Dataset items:
········

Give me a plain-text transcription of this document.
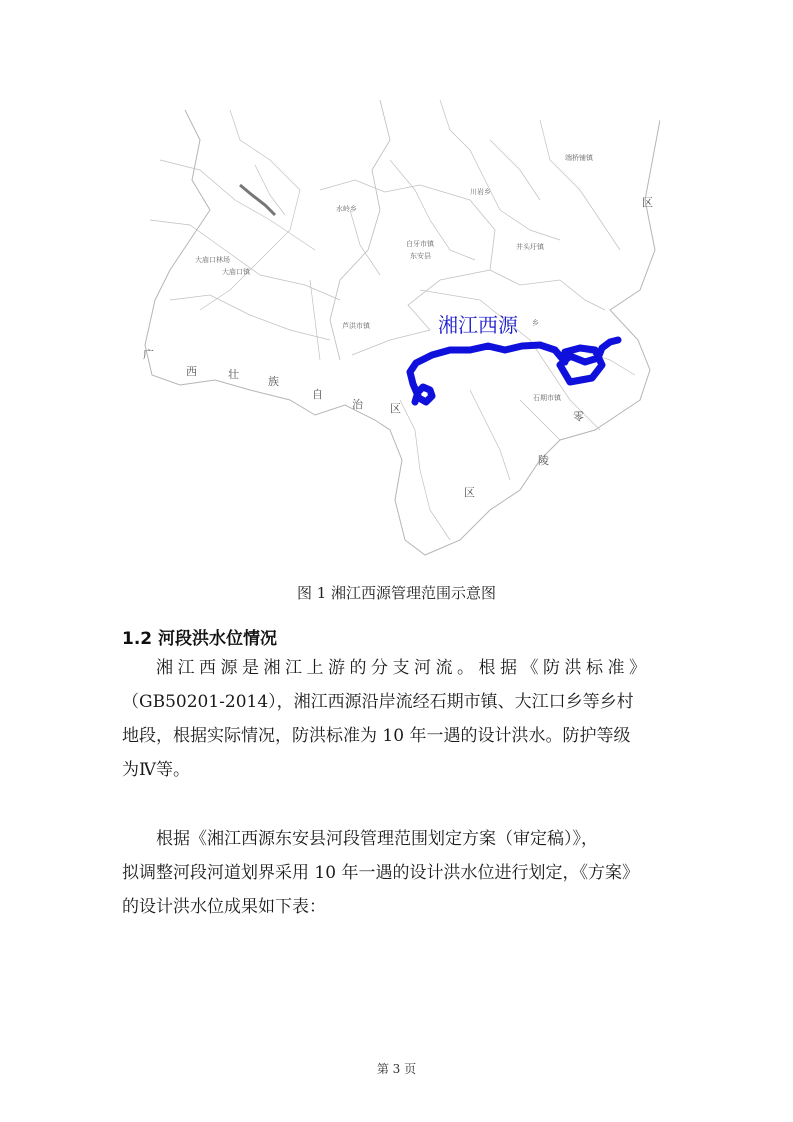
湘江西源
水岭乡
白牙市镇
东安县
芦洪市镇
大庙口林场
大庙口镇
川岩乡
井头圩镇
端桥铺镇
石期市镇
乡
广
西	壮
族
自
治 区
区
零
陵
区
图 1 湘江西源管理范围示意图
1.2 河段洪水位情况
湘江西源是湘江上游的分支河流。根据《防洪标准》
（GB50201-2014），湘江西源沿岸流经石期市镇、大江口乡等乡村
地段，根据实际情况，防洪标准为 10 年一遇的设计洪水。防护等级
为Ⅳ等。
根据《湘江西源东安县河段管理范围划定方案（审定稿）》，
拟调整河段河道划界采用 10 年一遇的设计洪水位进行划定，《方案》
的设计洪水位成果如下表：
第 3 页
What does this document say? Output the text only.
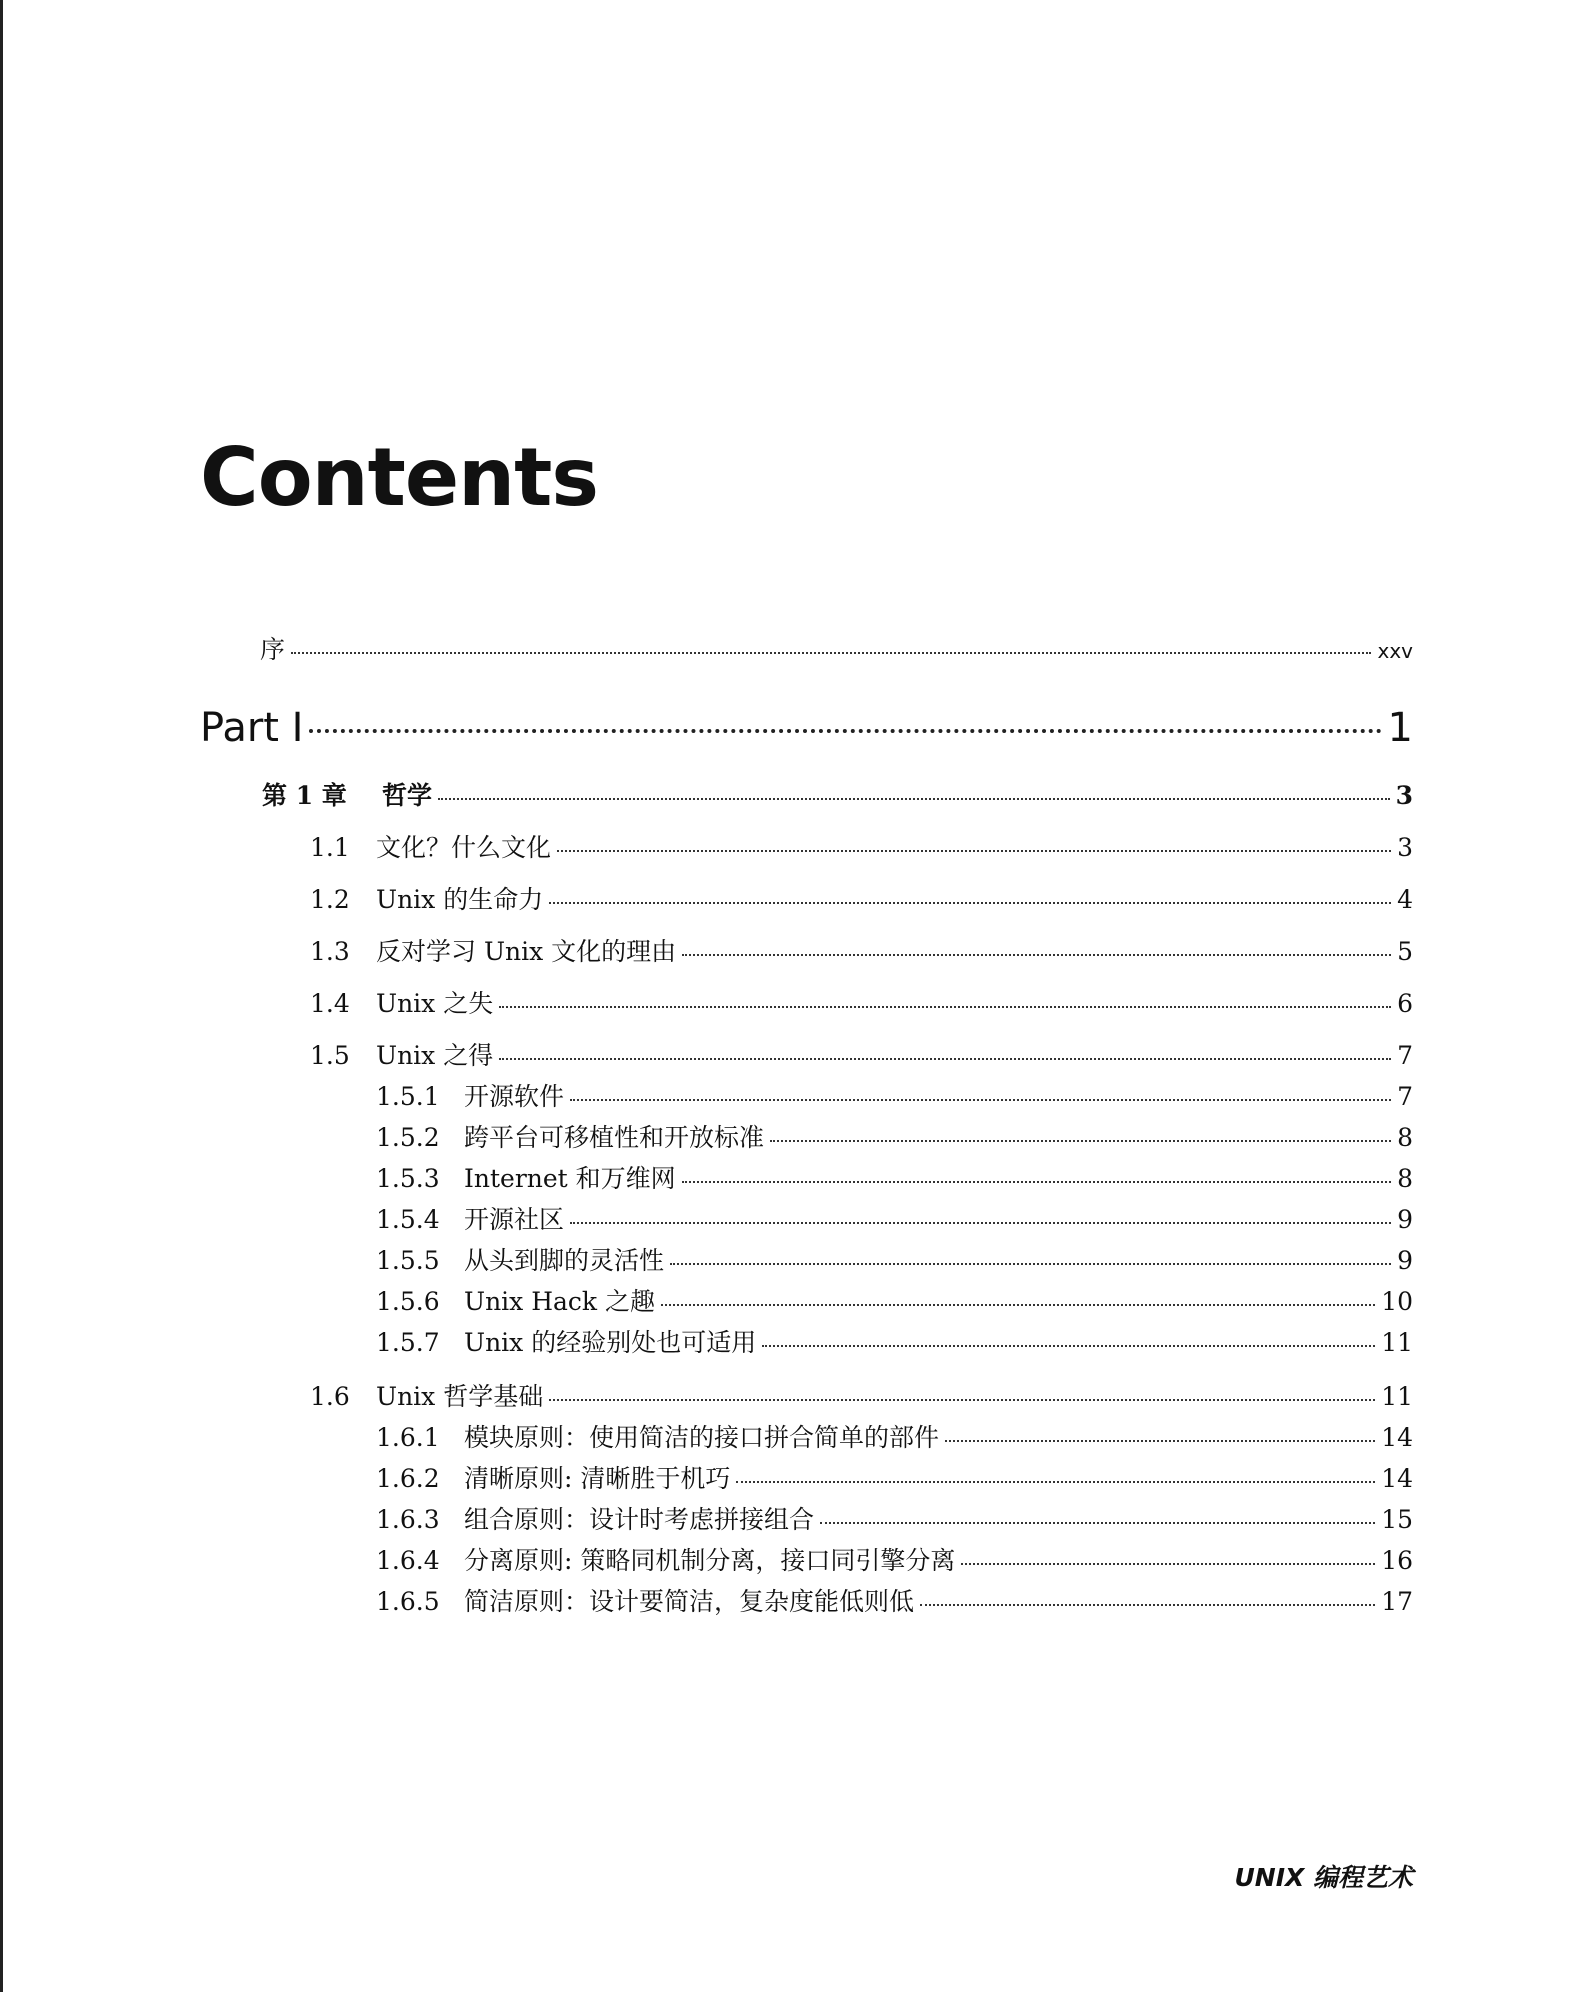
Contents
序	xxv
Part I	1
第 1 章	哲学	3
1.1	文化？什么文化	3
1.2	Unix 的生命力	4
1.3	反对学习 Unix 文化的理由	5
1.4	Unix 之失	6
1.5	Unix 之得	7
1.5.1 开源软件	7
1.5.2 跨平台可移植性和开放标准	8
1.5.3 Internet 和万维网	8
1.5.4 开源社区	9
1.5.5 从头到脚的灵活性	9
1.5.6 Unix Hack 之趣	10
1.5.7 Unix 的经验别处也可适用	11
1.6	Unix 哲学基础	11
1.6.1 模块原则：使用简洁的接口拼合简单的部件	14
1.6.2 清晰原则: 清晰胜于机巧	14
1.6.3 组合原则：设计时考虑拼接组合	15
1.6.4 分离原则: 策略同机制分离，接口同引擎分离	16
1.6.5 简洁原则：设计要简洁，复杂度能低则低	17
UNIX 编程艺术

········

**Exercise**
Extract every line above that contains the word "document".

**Response**
Give me a plain-text transcription of this document.
What does this document say? Output the text only.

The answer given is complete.